INPUT ROWS:
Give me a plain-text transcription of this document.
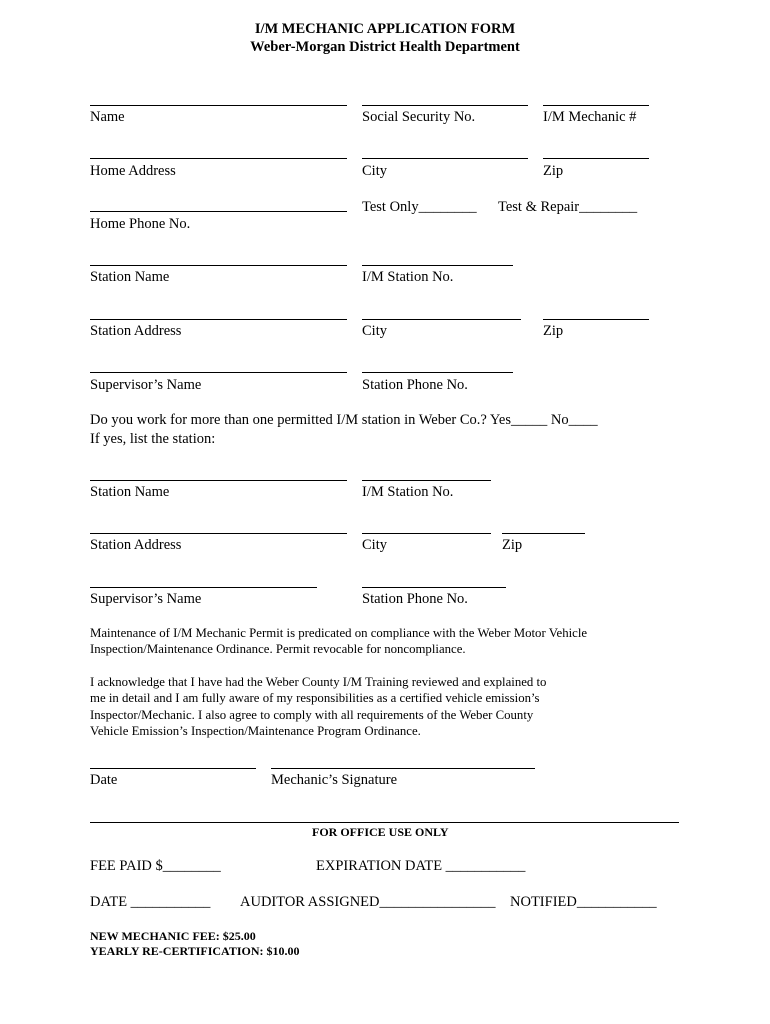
I/M MECHANIC APPLICATION FORM
Weber-Morgan District Health Department
Name	Social Security No.	I/M Mechanic #
Home Address	City	Zip
Test Only________ Test & Repair________
Home Phone No.
Station Name	I/M Station No.
Station Address	City	Zip
Supervisor’s Name	Station Phone No.
Do you work for more than one permitted I/M station in Weber Co.? Yes_____ No____
If yes, list the station:
Station Name	I/M Station No.
Station Address	City	Zip
Supervisor’s Name	Station Phone No.
Maintenance of I/M Mechanic Permit is predicated on compliance with the Weber Motor Vehicle
Inspection/Maintenance Ordinance. Permit revocable for noncompliance.
I acknowledge that I have had the Weber County I/M Training reviewed and explained to
me in detail and I am fully aware of my responsibilities as a certified vehicle emission’s
Inspector/Mechanic. I also agree to comply with all requirements of the Weber County
Vehicle Emission’s Inspection/Maintenance Program Ordinance.
Date	Mechanic’s Signature
FOR OFFICE USE ONLY
FEE PAID $________	EXPIRATION DATE ___________
DATE ___________ AUDITOR ASSIGNED________________ NOTIFIED___________
NEW MECHANIC FEE: $25.00
YEARLY RE-CERTIFICATION: $10.00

WHAT THE TASK ASKS: Give the entries again without a single change, but with no pictures.

COMPLETE ANSWER:
Give me a plain-text transcription of this document.
I/M MECHANIC APPLICATION FORM
Weber-Morgan District Health Department
Name	Social Security No.	I/M Mechanic #
Home Address	City	Zip
Test Only________ Test & Repair________
Home Phone No.
Station Name	I/M Station No.
Station Address	City	Zip
Supervisor’s Name	Station Phone No.
Do you work for more than one permitted I/M station in Weber Co.? Yes_____ No____
If yes, list the station:
Station Name	I/M Station No.
Station Address	City	Zip
Supervisor’s Name	Station Phone No.
Maintenance of I/M Mechanic Permit is predicated on compliance with the Weber Motor Vehicle
Inspection/Maintenance Ordinance. Permit revocable for noncompliance.
I acknowledge that I have had the Weber County I/M Training reviewed and explained to
me in detail and I am fully aware of my responsibilities as a certified vehicle emission’s
Inspector/Mechanic. I also agree to comply with all requirements of the Weber County
Vehicle Emission’s Inspection/Maintenance Program Ordinance.
Date	Mechanic’s Signature
FOR OFFICE USE ONLY
FEE PAID $________	EXPIRATION DATE ___________
DATE ___________ AUDITOR ASSIGNED________________ NOTIFIED___________
NEW MECHANIC FEE: $25.00
YEARLY RE-CERTIFICATION: $10.00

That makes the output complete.